> O que fazer:
1) Reescreva em forma de lista o parágrafo do trecho sobre Marcuse e Freud que começa com "Mas o descompasso, na visão de Freud", mantendo os fatos principais.
2) Segundo o trecho sobre Marcuse e Freud, o que Freud apontava como a causa da infelicidade humana?
3) Por favor, reproduza do trecho sobre Marcuse e Freud a parte que vai de "Mas o descompasso, na" até "constante e frustração.", incluindo essas palavras.

> Trecho do texto:
┄┄┄┄┄┄┄┄┄┄┄┄┄┄┄┄┄┄┄┄
Marcuse pretendia, com esses desdobramentos, historicizar a Psicanálise de Freud para combater o ceticismo freudiano em relação à mudança social.
Como Freud explicava isso? Segundo o autor, havia um descompasso entre o princípio do prazer que rege a psique humana e a vida em sociedade. Esse descompasso era a causa da infelicidade humana.
Mas o descompasso, na visão de Freud, não poderia ser superado pela mudança social. Não havia um modelo social compatível com o princípio do prazer. A condição biológica da humanidade, à qual são inerentes os instintos violentos e agressivos, como fator imutável e trans-histórico, é que impede que haja a superação. Ou seja, por mais que o sujeito promova revoluções ou mudanças radicais no meio social, a sua psique não encontrará uma relação harmoniosa e feliz nesse âmbito. A característica social do homem é, por isso, uma artificialidade somente pensável em termos de repressão constante e frustração.
É preciso observar, no entanto, que a Psicanálise não se opõe ao utopismo apenas porque não acredita na bondade da natureza humana, entendendo-se que o princípio do prazer, em qualquer situação social estaria sempre atuando de forma mesquinha e destrutiva. Ela se opõe por questão de princípio mesmo, levando em consideração os riscos da chamada onipotência do indivíduo.
Como seria possível uma sociedade totalmente livre, não repressora, diante da característica instintiva de onipotência? Todo o desenvolvimento do indivíduo deve ser permeado necessariamente pela repressão dessa característica, que é extremamente perigosa à sua existência e dos demais indivíduos. A aceitação da alteridade e da finitude da vida humana, são aprendizados inafastáveis para as crianças, e constituem, em sua essência, também restrições ou repressões à sua liberdade. Como isso ocorreria na utópica sociedade livre?
┄┄┄┄┄┄┄┄┄┄┄┄┄┄┄┄┄┄┄┄
> Dados fornecidos:
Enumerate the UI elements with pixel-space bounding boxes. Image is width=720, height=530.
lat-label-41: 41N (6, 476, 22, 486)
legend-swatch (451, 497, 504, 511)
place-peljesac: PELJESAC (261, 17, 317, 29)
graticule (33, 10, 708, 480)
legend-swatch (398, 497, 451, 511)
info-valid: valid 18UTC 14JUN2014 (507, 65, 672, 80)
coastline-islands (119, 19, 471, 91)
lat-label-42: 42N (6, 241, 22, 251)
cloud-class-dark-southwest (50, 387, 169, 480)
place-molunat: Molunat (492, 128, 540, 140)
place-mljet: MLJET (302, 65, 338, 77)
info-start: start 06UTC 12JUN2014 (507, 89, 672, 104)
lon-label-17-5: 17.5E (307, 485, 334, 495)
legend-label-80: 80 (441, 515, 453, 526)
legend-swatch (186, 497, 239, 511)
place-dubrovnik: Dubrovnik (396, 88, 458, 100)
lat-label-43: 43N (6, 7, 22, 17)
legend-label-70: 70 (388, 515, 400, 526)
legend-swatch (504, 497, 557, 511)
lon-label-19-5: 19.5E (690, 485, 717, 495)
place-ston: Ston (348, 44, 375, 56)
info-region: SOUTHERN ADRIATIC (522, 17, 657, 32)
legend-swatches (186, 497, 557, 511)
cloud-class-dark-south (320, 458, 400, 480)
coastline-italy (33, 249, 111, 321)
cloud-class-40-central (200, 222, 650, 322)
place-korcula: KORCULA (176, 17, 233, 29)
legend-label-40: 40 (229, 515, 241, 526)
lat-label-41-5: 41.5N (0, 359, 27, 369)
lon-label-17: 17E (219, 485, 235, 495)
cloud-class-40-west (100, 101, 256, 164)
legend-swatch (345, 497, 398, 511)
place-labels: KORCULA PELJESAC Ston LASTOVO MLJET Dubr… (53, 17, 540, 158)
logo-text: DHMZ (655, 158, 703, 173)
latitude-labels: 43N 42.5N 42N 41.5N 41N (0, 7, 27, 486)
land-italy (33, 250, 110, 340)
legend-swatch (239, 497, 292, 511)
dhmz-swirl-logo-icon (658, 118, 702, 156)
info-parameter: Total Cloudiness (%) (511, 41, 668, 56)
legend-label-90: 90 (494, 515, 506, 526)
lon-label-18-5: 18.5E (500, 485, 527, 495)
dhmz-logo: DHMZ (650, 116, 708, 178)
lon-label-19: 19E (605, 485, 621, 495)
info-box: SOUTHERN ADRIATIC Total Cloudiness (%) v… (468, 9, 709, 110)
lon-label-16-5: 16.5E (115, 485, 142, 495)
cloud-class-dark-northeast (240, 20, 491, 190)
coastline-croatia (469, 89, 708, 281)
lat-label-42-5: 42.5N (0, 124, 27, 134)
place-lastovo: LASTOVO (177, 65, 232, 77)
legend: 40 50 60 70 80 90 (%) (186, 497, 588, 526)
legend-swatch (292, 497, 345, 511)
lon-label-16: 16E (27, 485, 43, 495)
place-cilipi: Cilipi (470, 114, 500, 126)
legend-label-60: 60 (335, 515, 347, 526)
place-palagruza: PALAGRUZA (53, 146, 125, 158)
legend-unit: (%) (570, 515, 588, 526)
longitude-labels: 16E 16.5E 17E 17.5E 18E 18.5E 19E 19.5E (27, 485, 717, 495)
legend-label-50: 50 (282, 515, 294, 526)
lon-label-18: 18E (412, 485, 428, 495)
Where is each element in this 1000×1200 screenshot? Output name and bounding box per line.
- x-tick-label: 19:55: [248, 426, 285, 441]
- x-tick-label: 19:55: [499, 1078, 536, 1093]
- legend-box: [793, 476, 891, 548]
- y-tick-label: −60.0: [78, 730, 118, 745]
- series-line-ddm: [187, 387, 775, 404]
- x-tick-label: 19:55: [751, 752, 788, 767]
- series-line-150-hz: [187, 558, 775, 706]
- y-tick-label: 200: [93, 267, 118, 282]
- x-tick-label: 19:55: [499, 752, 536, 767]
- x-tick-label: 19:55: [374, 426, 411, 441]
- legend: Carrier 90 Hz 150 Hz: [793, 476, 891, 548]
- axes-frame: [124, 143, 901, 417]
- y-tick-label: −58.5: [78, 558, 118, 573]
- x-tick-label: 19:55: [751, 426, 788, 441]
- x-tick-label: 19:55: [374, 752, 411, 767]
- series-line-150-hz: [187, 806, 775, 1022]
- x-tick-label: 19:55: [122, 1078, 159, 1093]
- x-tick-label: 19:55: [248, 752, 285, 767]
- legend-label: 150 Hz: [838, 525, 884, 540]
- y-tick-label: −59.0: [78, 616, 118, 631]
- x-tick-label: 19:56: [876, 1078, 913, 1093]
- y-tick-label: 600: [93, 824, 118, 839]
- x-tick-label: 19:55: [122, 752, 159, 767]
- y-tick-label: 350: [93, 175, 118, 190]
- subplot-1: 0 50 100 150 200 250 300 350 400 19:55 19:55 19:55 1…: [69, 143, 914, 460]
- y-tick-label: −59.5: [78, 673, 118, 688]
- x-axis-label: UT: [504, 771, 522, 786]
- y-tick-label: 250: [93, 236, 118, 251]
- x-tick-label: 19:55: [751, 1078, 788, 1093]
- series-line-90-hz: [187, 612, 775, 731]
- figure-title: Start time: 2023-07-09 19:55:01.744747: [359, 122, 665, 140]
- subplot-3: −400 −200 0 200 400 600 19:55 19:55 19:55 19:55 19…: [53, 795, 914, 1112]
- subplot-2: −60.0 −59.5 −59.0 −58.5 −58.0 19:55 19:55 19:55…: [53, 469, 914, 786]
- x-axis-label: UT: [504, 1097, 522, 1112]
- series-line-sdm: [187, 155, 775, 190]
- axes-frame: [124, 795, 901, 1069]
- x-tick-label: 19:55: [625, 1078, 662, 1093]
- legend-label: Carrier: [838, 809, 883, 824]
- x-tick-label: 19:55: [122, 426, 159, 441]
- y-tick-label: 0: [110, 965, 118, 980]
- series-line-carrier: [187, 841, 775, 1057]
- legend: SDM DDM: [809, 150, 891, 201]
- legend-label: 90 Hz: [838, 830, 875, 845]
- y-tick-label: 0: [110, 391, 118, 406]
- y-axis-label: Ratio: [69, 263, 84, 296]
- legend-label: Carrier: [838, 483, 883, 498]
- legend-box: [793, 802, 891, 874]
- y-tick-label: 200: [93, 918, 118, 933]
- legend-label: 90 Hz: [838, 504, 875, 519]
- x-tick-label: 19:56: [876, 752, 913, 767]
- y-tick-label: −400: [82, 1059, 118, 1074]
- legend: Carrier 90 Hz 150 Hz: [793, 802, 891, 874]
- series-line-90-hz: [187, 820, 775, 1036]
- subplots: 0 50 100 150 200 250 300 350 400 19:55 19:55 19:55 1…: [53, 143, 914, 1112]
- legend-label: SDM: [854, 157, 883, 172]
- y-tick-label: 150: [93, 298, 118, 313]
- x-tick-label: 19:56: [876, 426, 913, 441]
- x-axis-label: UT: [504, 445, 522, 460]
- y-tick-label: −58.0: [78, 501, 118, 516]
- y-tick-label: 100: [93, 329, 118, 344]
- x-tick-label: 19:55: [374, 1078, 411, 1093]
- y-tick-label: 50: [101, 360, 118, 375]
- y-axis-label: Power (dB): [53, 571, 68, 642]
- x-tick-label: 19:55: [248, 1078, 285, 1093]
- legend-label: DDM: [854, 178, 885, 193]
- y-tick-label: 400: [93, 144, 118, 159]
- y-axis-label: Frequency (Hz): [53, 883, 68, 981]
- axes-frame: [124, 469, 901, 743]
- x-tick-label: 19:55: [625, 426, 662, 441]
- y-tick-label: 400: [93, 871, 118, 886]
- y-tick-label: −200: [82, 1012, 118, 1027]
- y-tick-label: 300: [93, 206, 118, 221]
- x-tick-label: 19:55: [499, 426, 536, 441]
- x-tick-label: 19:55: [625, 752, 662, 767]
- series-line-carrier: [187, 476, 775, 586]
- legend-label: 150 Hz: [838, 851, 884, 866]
┄┄┄┄┄┄┄┄┄┄┄┄┄┄┄┄┄┄┄┄
> Respostas dadas:
1)
- Para Freud, a mudança social não poderia superar o descompasso.
- Nenhum modelo social era compatível com o princípio do prazer.
- O obstáculo é a condição biológica da humanidade, imutável e trans-histórica, à qual são inerentes os instintos violentos e agressivos.
- Mesmo com revoluções ou mudanças radicais, a psique do sujeito não encontraria uma relação harmoniosa e feliz no meio social.
- Por isso, a característica social do homem é uma artificialidade que só se pode pensar em termos de repressão constante e frustração.

2) O descompasso entre o princípio do prazer que rege a psique humana e a vida em sociedade.

3)
Mas o descompasso, na visão de Freud, não poderia ser superado pela mudança social. Não havia um modelo social compatível com o princípio do prazer. A condição biológica da humanidade, à qual são inerentes os instintos violentos e agressivos, como fator imutável e trans-histórico, é que impede que haja a superação. Ou seja, por mais que o sujeito promova revoluções ou mudanças radicais no meio social, a sua psique não encontrará uma relação harmoniosa e feliz nesse âmbito. A característica social do homem é, por isso, uma artificialidade somente pensável em termos de repressão constante e frustração.